## STATED GOAL
Show every line in the entries below where the word "сельским" appears.

## INPUT DATA

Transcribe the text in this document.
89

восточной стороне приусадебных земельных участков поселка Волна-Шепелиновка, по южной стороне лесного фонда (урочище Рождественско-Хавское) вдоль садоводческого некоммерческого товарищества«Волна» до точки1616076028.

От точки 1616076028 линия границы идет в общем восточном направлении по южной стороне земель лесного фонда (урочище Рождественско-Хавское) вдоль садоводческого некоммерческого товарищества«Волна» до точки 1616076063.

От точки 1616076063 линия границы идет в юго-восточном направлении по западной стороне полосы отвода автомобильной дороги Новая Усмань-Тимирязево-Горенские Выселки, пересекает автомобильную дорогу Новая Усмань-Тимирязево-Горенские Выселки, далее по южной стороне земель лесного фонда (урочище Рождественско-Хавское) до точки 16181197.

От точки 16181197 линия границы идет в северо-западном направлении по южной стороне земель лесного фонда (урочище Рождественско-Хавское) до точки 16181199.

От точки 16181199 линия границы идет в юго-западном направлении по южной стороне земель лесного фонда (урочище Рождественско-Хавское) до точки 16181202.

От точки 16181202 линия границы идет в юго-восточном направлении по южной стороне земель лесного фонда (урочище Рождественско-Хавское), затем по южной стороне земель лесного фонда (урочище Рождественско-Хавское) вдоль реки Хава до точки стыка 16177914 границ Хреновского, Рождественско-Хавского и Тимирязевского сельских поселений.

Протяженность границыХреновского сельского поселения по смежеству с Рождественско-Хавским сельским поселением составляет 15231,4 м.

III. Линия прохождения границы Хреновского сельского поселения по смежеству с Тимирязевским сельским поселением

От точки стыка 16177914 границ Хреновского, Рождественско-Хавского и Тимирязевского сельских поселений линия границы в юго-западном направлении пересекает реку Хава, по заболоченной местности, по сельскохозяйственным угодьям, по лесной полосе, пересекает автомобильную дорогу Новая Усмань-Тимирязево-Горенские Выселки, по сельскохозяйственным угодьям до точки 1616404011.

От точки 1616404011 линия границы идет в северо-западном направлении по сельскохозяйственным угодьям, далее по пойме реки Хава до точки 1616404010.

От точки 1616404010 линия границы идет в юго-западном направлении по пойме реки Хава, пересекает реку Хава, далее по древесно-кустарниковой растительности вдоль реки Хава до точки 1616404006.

## OUTPUT FOR THIS TASK
Протяженность границыХреновского сельского поселения по смежеству с Рождественско-Хавским сельским поселением составляет 15231,4 м.
III. Линия прохождения границы Хреновского сельского поселения по смежеству с Тимирязевским сельским поселением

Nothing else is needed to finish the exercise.